Review the listing and copy each line that holds the word "dernier".

+-------+

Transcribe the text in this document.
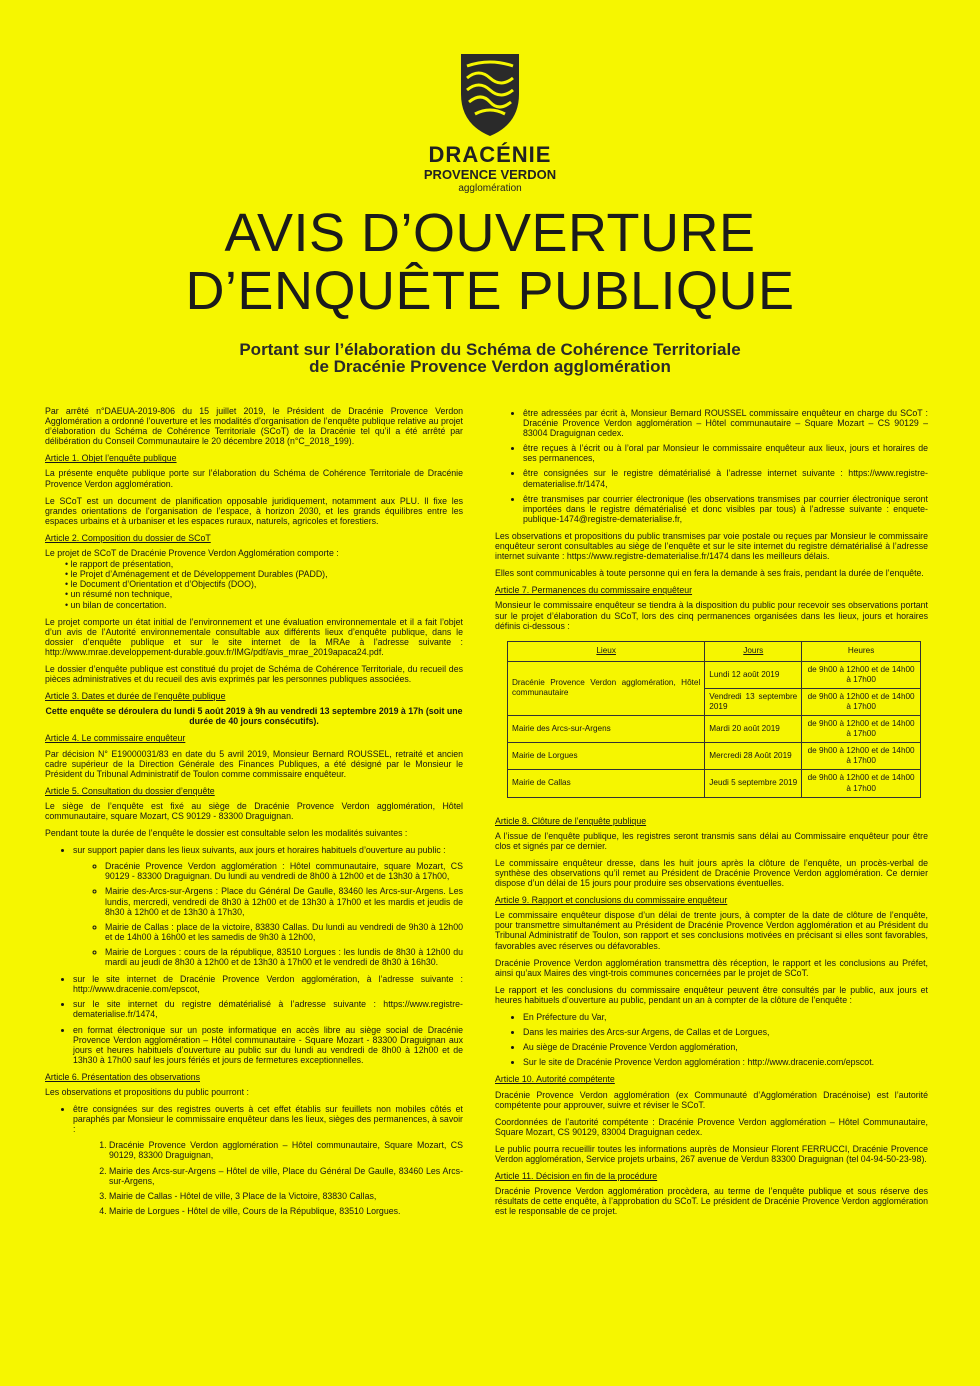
DRACÉNIE
PROVENCE VERDON
agglomération
AVIS D’OUVERTURE
D’ENQUÊTE PUBLIQUE
Portant sur l’élaboration du Schéma de Cohérence Territoriale
de Dracénie Provence Verdon agglomération

Par arrêté n°DAEUA-2019-806 du 15 juillet 2019, le Président de Dracénie Provence Verdon Agglomération a ordonné l’ouverture et les modalités d’organisation de l’enquête publique relative au projet d’élaboration du Schéma de Cohérence Territoriale (SCoT) de la Dracénie tel qu’il a été arrêté par délibération du Conseil Communautaire le 20 décembre 2018 (n°C_2018_199).

Article 1. Objet l’enquête publique

La présente enquête publique porte sur l’élaboration du Schéma de Cohérence Territoriale de Dracénie Provence Verdon agglomération.

Le SCoT est un document de planification opposable juridiquement, notamment aux PLU. Il fixe les grandes orientations de l’organisation de l’espace, à horizon 2030, et les grands équilibres entre les espaces urbains et à urbaniser et les espaces ruraux, naturels, agricoles et forestiers.

Article 2. Composition du dossier de SCoT

Le projet de SCoT de Dracénie Provence Verdon Agglomération comporte :

• le rapport de présentation,
• le Projet d’Aménagement et de Développement Durables (PADD),
• le Document d’Orientation et d’Objectifs (DOO),
• un résumé non technique,
• un bilan de concertation.

Le projet comporte un état initial de l’environnement et une évaluation environnementale et il a fait l’objet d’un avis de l’Autorité environnementale consultable aux différents lieux d’enquête publique, dans le dossier d’enquête publique et sur le site internet de la MRAe à l’adresse suivante : http://www.mrae.developpement-durable.gouv.fr/IMG/pdf/avis_mrae_2019apaca24.pdf.

Le dossier d’enquête publique est constitué du projet de Schéma de Cohérence Territoriale, du recueil des pièces administratives et du recueil des avis exprimés par les personnes publiques associées.

Article 3. Dates et durée de l’enquête publique

Cette enquête se déroulera du lundi 5 août 2019 à 9h au vendredi 13 septembre 2019 à 17h (soit une durée de 40 jours consécutifs).

Article 4. Le commissaire enquêteur

Par décision N° E19000031/83 en date du 5 avril 2019, Monsieur Bernard ROUSSEL, retraité et ancien cadre supérieur de la Direction Générale des Finances Publiques, a été désigné par le Monsieur le Président du Tribunal Administratif de Toulon comme commissaire enquêteur.

Article 5. Consultation du dossier d’enquête

Le siège de l’enquête est fixé au siège de Dracénie Provence Verdon agglomération, Hôtel communautaire, square Mozart, CS 90129 - 83300 Draguignan.

Pendant toute la durée de l’enquête le dossier est consultable selon les modalités suivantes :

• sur support papier dans les lieux suivants, aux jours et horaires habituels d’ouverture au public :
◦ Dracénie Provence Verdon agglomération : Hôtel communautaire, square Mozart, CS 90129 - 83300 Draguignan. Du lundi au vendredi de 8h00 à 12h00 et de 13h30 à 17h00,
◦ Mairie des-Arcs-sur-Argens : Place du Général De Gaulle, 83460 les Arcs-sur-Argens. Les lundis, mercredi, vendredi de 8h30 à 12h00 et de 13h30 à 17h00 et les mardis et jeudis de 8h30 à 12h00 et de 13h30 à 17h30,
◦ Mairie de Callas : place de la victoire, 83830 Callas. Du lundi au vendredi de 9h30 à 12h00 et de 14h00 à 16h00 et les samedis de 9h30 à 12h00,
◦ Mairie de Lorgues : cours de la république, 83510 Lorgues : les lundis de 8h30 à 12h00 du mardi au jeudi de 8h30 à 12h00 et de 13h30 à 17h00 et le vendredi de 8h30 à 16h30.
• sur le site internet de Dracénie Provence Verdon agglomération, à l’adresse suivante : http://www.dracenie.com/epscot,
• sur le site internet du registre dématérialisé à l’adresse suivante : https://www.registre-dematerialise.fr/1474,
• en format électronique sur un poste informatique en accès libre au siège social de Dracénie Provence Verdon agglomération – Hôtel communautaire - Square Mozart - 83300 Draguignan aux jours et heures habituels d’ouverture au public sur du lundi au vendredi de 8h00 à 12h00 et de 13h30 à 17h00 sauf les jours fériés et jours de fermetures exceptionnelles.
Article 6. Présentation des observations

Les observations et propositions du public pourront :

• être consignées sur des registres ouverts à cet effet établis sur feuillets non mobiles côtés et paraphés par Monsieur le commissaire enquêteur dans les lieux, sièges des permanences, à savoir :
1. Dracénie Provence Verdon agglomération – Hôtel communautaire, Square Mozart, CS 90129, 83300 Draguignan,
2. Mairie des Arcs-sur-Argens – Hôtel de ville, Place du Général De Gaulle, 83460 Les Arcs-sur-Argens,
3. Mairie de Callas - Hôtel de ville, 3 Place de la Victoire, 83830 Callas,
4. Mairie de Lorgues - Hôtel de ville, Cours de la République, 83510 Lorgues.
• être adressées par écrit à, Monsieur Bernard ROUSSEL commissaire enquêteur en charge du SCoT : Dracénie Provence Verdon agglomération – Hôtel communautaire – Square Mozart – CS 90129 – 83004 Draguignan cedex.
• être reçues à l’écrit ou à l’oral par Monsieur le commissaire enquêteur aux lieux, jours et horaires de ses permanences,
• être consignées sur le registre dématérialisé à l’adresse internet suivante : https://www.registre-dematerialise.fr/1474,
• être transmises par courrier électronique (les observations transmises par courrier électronique seront importées dans le registre dématérialisé et donc visibles par tous) à l’adresse suivante : enquete-publique-1474@registre-dematerialise.fr,

Les observations et propositions du public transmises par voie postale ou reçues par Monsieur le commissaire enquêteur seront consultables au siège de l’enquête et sur le site internet du registre dématérialisé à l’adresse internet suivante : https://www.registre-dematerialise.fr/1474 dans les meilleurs délais.

Elles sont communicables à toute personne qui en fera la demande à ses frais, pendant la durée de l’enquête.

Article 7. Permanences du commissaire enquêteur

Monsieur le commissaire enquêteur se tiendra à la disposition du public pour recevoir ses observations portant sur le projet d’élaboration du SCoT, lors des cinq permanences organisées dans les lieux, jours et horaires définis ci-dessous :

Lieux	Jours	Heures
Dracénie Provence Verdon agglomération, Hôtel communautaire	Lundi 12 août 2019	de 9h00 à 12h00 et de 14h00 à 17h00
	Vendredi 13 septembre 2019	de 9h00 à 12h00 et de 14h00 à 17h00
Mairie des Arcs-sur-Argens	Mardi 20 août 2019	de 9h00 à 12h00 et de 14h00 à 17h00
Mairie de Lorgues	Mercredi 28 Août 2019	de 9h00 à 12h00 et de 14h00 à 17h00
Mairie de Callas	Jeudi 5 septembre 2019	de 9h00 à 12h00 et de 14h00 à 17h00
Article 8. Clôture de l’enquête publique

A l’issue de l’enquête publique, les registres seront transmis sans délai au Commissaire enquêteur pour être clos et signés par ce dernier.

Le commissaire enquêteur dresse, dans les huit jours après la clôture de l’enquête, un procès-verbal de synthèse des observations qu’il remet au Président de Dracénie Provence Verdon agglomération. Ce dernier dispose d’un délai de 15 jours pour produire ses observations éventuelles.

Article 9. Rapport et conclusions du commissaire enquêteur

Le commissaire enquêteur dispose d’un délai de trente jours, à compter de la date de clôture de l’enquête, pour transmettre simultanément au Président de Dracénie Provence Verdon agglomération et au Président du Tribunal Administratif de Toulon, son rapport et ses conclusions motivées en précisant si elles sont favorables, favorables avec réserves ou défavorables.

Dracénie Provence Verdon agglomération transmettra dès réception, le rapport et les conclusions au Préfet, ainsi qu’aux Maires des vingt-trois communes concernées par le projet de SCoT.

Le rapport et les conclusions du commissaire enquêteur peuvent être consultés par le public, aux jours et heures habituels d’ouverture au public, pendant un an à compter de la clôture de l’enquête :

• En Préfecture du Var,
• Dans les mairies des Arcs-sur Argens, de Callas et de Lorgues,
• Au siège de Dracénie Provence Verdon agglomération,
• Sur le site de Dracénie Provence Verdon agglomération : http://www.dracenie.com/epscot.
Article 10. Autorité compétente

Dracénie Provence Verdon agglomération (ex Communauté d’Agglomération Dracénoise) est l’autorité compétente pour approuver, suivre et réviser le SCoT.

Coordonnées de l’autorité compétente : Dracénie Provence Verdon agglomération – Hôtel Communautaire, Square Mozart, CS 90129, 83004 Draguignan cedex.

Le public pourra recueillir toutes les informations auprès de Monsieur Florent FERRUCCI, Dracénie Provence Verdon agglomération, Service projets urbains, 267 avenue de Verdun 83300 Draguignan (tel 04-94-50-23-98).

Article 11. Décision en fin de la procédure

Dracénie Provence Verdon agglomération procèdera, au terme de l’enquête publique et sous réserve des résultats de cette enquête, à l’approbation du SCoT. Le président de Dracénie Provence Verdon agglomération est le responsable de ce projet.
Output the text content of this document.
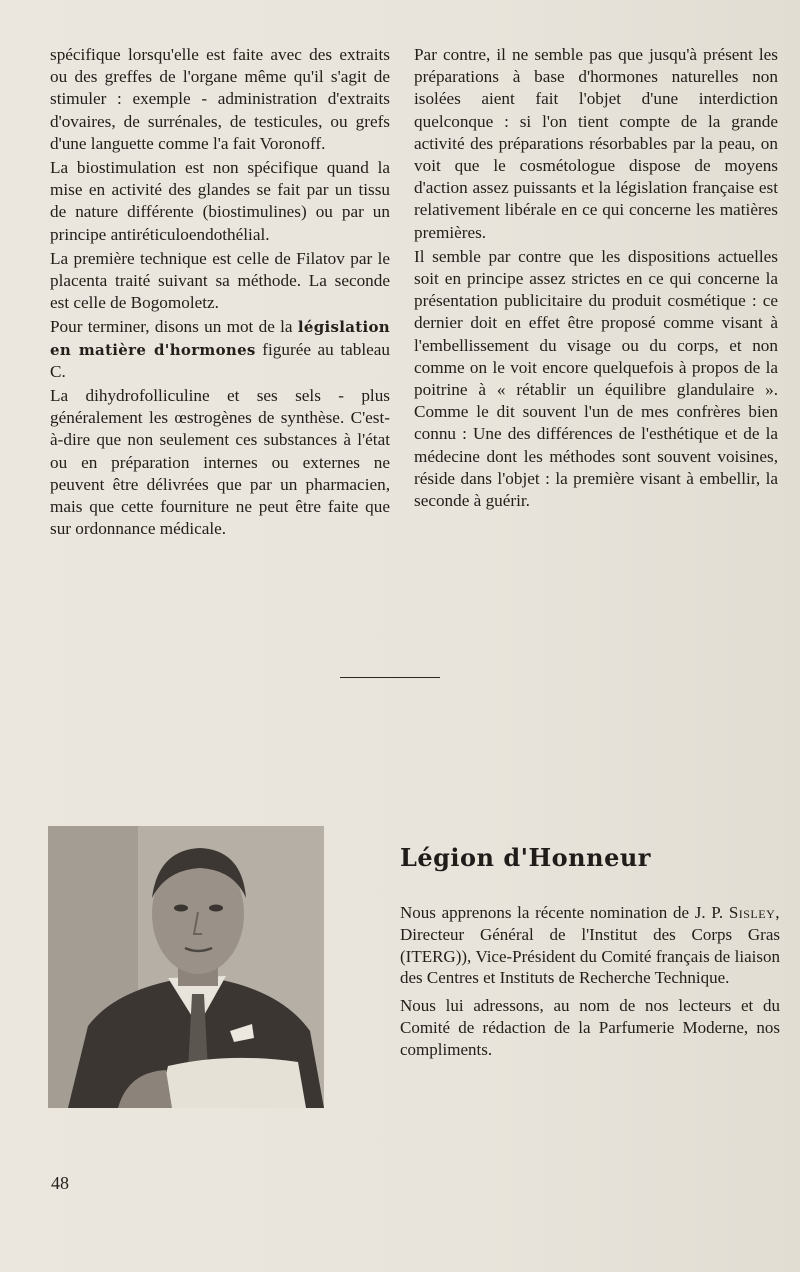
spécifique lorsqu'elle est faite avec des extraits ou des greffes de l'organe même qu'il s'agit de stimuler : exemple - administration d'extraits d'ovaires, de surrénales, de testicules, ou grefs d'une languette comme l'a fait Voronoff.

La biostimulation est non spécifique quand la mise en activité des glandes se fait par un tissu de nature différente (biostimulines) ou par un principe antiréticuloendothélial.

La première technique est celle de Filatov par le placenta traité suivant sa méthode. La seconde est celle de Bogomoletz.

Pour terminer, disons un mot de la législation en matière d'hormones figurée au tableau C.

La dihydrofolliculine et ses sels - plus généralement les œstrogènes de synthèse. C'est-à-dire que non seulement ces substances à l'état ou en préparation internes ou externes ne peuvent être délivrées que par un pharmacien, mais que cette fourniture ne peut être faite que sur ordonnance médicale.

Par contre, il ne semble pas que jusqu'à présent les préparations à base d'hormones naturelles non isolées aient fait l'objet d'une interdiction quelconque : si l'on tient compte de la grande activité des préparations résorbables par la peau, on voit que le cosmétologue dispose de moyens d'action assez puissants et la législation française est relativement libérale en ce qui concerne les matières premières.

Il semble par contre que les dispositions actuelles soit en principe assez strictes en ce qui concerne la présentation publicitaire du produit cosmétique : ce dernier doit en effet être proposé comme visant à l'embellissement du visage ou du corps, et non comme on le voit encore quelquefois à propos de la poitrine à « rétablir un équilibre glandulaire ». Comme le dit souvent l'un de mes confrères bien connu : Une des différences de l'esthétique et de la médecine dont les méthodes sont souvent voisines, réside dans l'objet : la première visant à embellir, la seconde à guérir.

Légion d'Honneur

Nous apprenons la récente nomination de J. P. Sisley, Directeur Général de l'Institut des Corps Gras (ITERG)), Vice-Président du Comité français de liaison des Centres et Instituts de Recherche Technique.

Nous lui adressons, au nom de nos lecteurs et du Comité de rédaction de la Parfumerie Moderne, nos compliments.

48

+-------+

FINAL RESULT:
A l’issue de l’enquête publique, les registres seront transmis sans délai au Commissaire enquêteur pour être clos et signés par ce dernier.
Le commissaire enquêteur dresse, dans les huit jours après la clôture de l’enquête, un procès-verbal de synthèse des observations qu’il remet au Président de Dracénie Provence Verdon agglomération. Ce dernier dispose d’un délai de 15 jours pour produire ses observations éventuelles.
Il semble par contre que les dispositions actuelles soit en principe assez strictes en ce qui concerne la présentation publicitaire du produit cosmétique : ce dernier doit en effet être proposé comme visant à l'embellissement du visage ou du corps, et non comme on le voit encore quelquefois à propos de la poitrine à « rétablir un équilibre glandulaire ». Comme le dit souvent l'un de mes confrères bien connu : Une des différences de l'esthétique et de la médecine dont les méthodes sont souvent voisines, réside dans l'objet : la première visant à embellir, la seconde à guérir.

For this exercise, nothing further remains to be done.